DIRECTIONS FOR THIS TASK: Tally the lines below that contain "وذلك". The number is the whole answer.

PROVIDED INFORMATION:
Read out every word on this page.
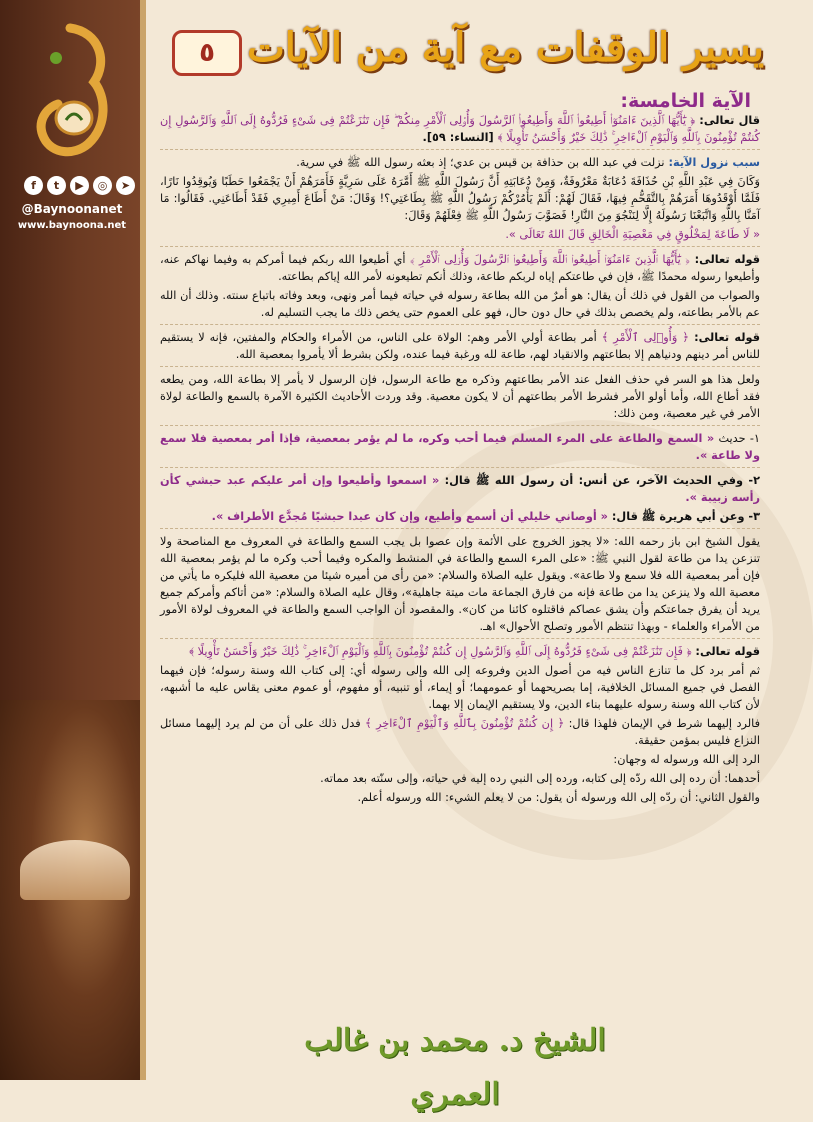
f	t	▶	◎	➤
@Baynoonanet
www.baynoona.net
٥ يسير الوقفات مع آية من الآيات
الآية الخامسة:

قال تعالى: ﴿ يَٰٓأَيُّهَا ٱلَّذِينَ ءَامَنُوٓا۟ أَطِيعُوا۟ ٱللَّهَ وَأَطِيعُوا۟ ٱلرَّسُولَ وَأُو۟لِى ٱلْأَمْرِ مِنكُمْ ۖ فَإِن تَنَٰزَعْتُمْ فِى شَىْءٍ فَرُدُّوهُ إِلَى ٱللَّهِ وَٱلرَّسُولِ إِن كُنتُمْ تُؤْمِنُونَ بِٱللَّهِ وَٱلْيَوْمِ ٱلْءَاخِرِ ۚ ذَٰلِكَ خَيْرٌ وَأَحْسَنُ تَأْوِيلًا ﴾ [النساء: ٥٩].

سبب نزول الآية: نزلت في عبد الله بن حذافة بن قيس بن عدي؛ إذ بعثه رسول الله ﷺ في سرية.

وَكَانَ فِي عَبْدِ اللَّهِ بْنِ حُذَافَةَ دُعَابَةٌ مَعْرُوفَةٌ، وَمِنْ دُعَابَتِهِ أَنَّ رَسُولَ اللَّهِ ﷺ أَمَّرَهُ عَلَى سَرِيَّةٍ فَأَمَرَهُمْ أَنْ يَجْمَعُوا حَطَبًا وَيُوقِدُوا نَارًا، فَلَمَّا أَوْقَدُوهَا أَمَرَهُمْ بِالتَّقَحُّمِ فِيهَا، فَقَالَ لَهُمْ: أَلَمْ يَأْمُرْكُمْ رَسُولُ اللَّهِ ﷺ بِطَاعَتِي؟! وَقَالَ: مَنْ أَطَاعَ أَمِيرِي فَقَدْ أَطَاعَنِي. فَقَالُوا: مَا آمَنَّا بِاللَّهِ وَاتَّبَعْنَا رَسُولَهُ إِلَّا لِنَنْجُوَ مِنَ النَّارِ! فَصَوَّبَ رَسُولُ اللَّهِ ﷺ فِعْلَهُمْ وَقَالَ:

« لَا طَاعَةَ لِمَخْلُوقٍ فِي مَعْصِيَةِ الْخَالِقِ قَالَ اللهُ تَعَالَى ».

قوله تعالى: ﴿ يَٰٓأَيُّهَا ٱلَّذِينَ ءَامَنُوٓا۟ أَطِيعُوا۟ ٱللَّهَ وَأَطِيعُوا۟ ٱلرَّسُولَ وَأُو۟لِى ٱلْأَمْرِ ﴾ أي أطيعوا الله ربكم فيما أمركم به وفيما نهاكم عنه، وأطيعوا رسوله محمدًا ﷺ، فإن في طاعتكم إياه لربكم طاعة، وذلك أنكم تطيعونه لأمر الله إياكم بطاعته.

والصواب من القول في ذلك أن يقال: هو أمرٌ من الله بطاعة رسوله في حياته فيما أمر ونهى، وبعد وفاته باتباع سنته. وذلك أن الله عم بالأمر بطاعته، ولم يخصص بذلك في حال دون حال، فهو على العموم حتى يخص ذلك ما يجب التسليم له.

قوله تعالى: ﴿ وَأُو۟لِى ٱلْأَمْرِ ﴾ أمر بطاعة أولي الأمر وهم: الولاة على الناس، من الأمراء والحكام والمفتين، فإنه لا يستقيم للناس أمر دينهم ودنياهم إلا بطاعتهم والانقياد لهم، طاعة لله ورغبة فيما عنده، ولكن بشرط ألا يأمروا بمعصية الله.

ولعل هذا هو السر في حذف الفعل عند الأمر بطاعتهم وذكره مع طاعة الرسول، فإن الرسول لا يأمر إلا بطاعة الله، ومن يطعه فقد أطاع الله، وأما أولو الأمر فشرط الأمر بطاعتهم أن لا يكون معصية. وقد وردت الأحاديث الكثيرة الآمرة بالسمع والطاعة لولاة الأمر في غير معصية، ومن ذلك:

١- حديث « السمع والطاعة على المرء المسلم فيما أحب وكره، ما لم يؤمر بمعصية، فإذا أمر بمعصية فلا سمع ولا طاعة ».

٢- وفي الحديث الآخر، عن أنس: أن رسول الله ﷺ قال: « اسمعوا وأطيعوا وإن أمر عليكم عبد حبشي كأن رأسه زبيبة ».

٣- وعن أبي هريرة ﷺ قال: « أوصاني خليلي أن أسمع وأطيع، وإن كان عبدا حبشيًا مُجدَّع الأطراف ».

يقول الشيخ ابن باز رحمه الله: «لا يجوز الخروج على الأئمة وإن عصوا بل يجب السمع والطاعة في المعروف مع المناصحة ولا تنزعن يدا من طاعة لقول النبي ﷺ: «على المرء السمع والطاعة في المنشط والمكره وفيما أحب وكره ما لم يؤمر بمعصية الله فإن أمر بمعصية الله فلا سمع ولا طاعة». ويقول عليه الصلاة والسلام: «من رأى من أميره شيئا من معصية الله فليكره ما يأتي من معصية الله ولا ينزعن يدا من طاعة فإنه من فارق الجماعة مات ميتة جاهلية»، وقال عليه الصلاة والسلام: «من أتاكم وأمركم جميع يريد أن يفرق جماعتكم وأن يشق عصاكم فاقتلوه كائنا من كان». والمقصود أن الواجب السمع والطاعة في المعروف لولاة الأمور من الأمراء والعلماء - وبهذا تنتظم الأمور وتصلح الأحوال» اهـ.

قوله تعالى: ﴿ فَإِن تَنَٰزَعْتُمْ فِى شَىْءٍ فَرُدُّوهُ إِلَى ٱللَّهِ وَٱلرَّسُولِ إِن كُنتُمْ تُؤْمِنُونَ بِٱللَّهِ وَٱلْيَوْمِ ٱلْءَاخِرِ ۚ ذَٰلِكَ خَيْرٌ وَأَحْسَنُ تَأْوِيلًا ﴾

ثم أمر برد كل ما تنازع الناس فيه من أصول الدين وفروعه إلى الله وإلى رسوله أي: إلى كتاب الله وسنة رسوله؛ فإن فيهما الفصل في جميع المسائل الخلافية، إما بصريحهما أو عمومهما؛ أو إيماء، أو تنبيه، أو مفهوم، أو عموم معنى يقاس عليه ما أشبهه، لأن كتاب الله وسنة رسوله عليهما بناء الدين، ولا يستقيم الإيمان إلا بهما.

فالرد إليهما شرط في الإيمان فلهذا قال: ﴿ إِن كُنتُمْ تُؤْمِنُونَ بِٱللَّهِ وَٱلْيَوْمِ ٱلْءَاخِرِ ﴾ فدل ذلك على أن من لم يرد إليهما مسائل النزاع فليس بمؤمن حقيقة.

الرد إلى الله ورسوله له وجهان:

أحدهما: أن رده إلى الله ردّه إلى كتابه، ورده إلى النبي رده إليه في حياته، وإلى سنّته بعد مماته.

والقول الثاني: أن ردّه إلى الله ورسوله أن يقول: من لا يعلم الشيء: الله ورسوله أعلم.

الشيخ د. محمد بن غالب العمري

SOLUTION TO THE EXERCISE: 2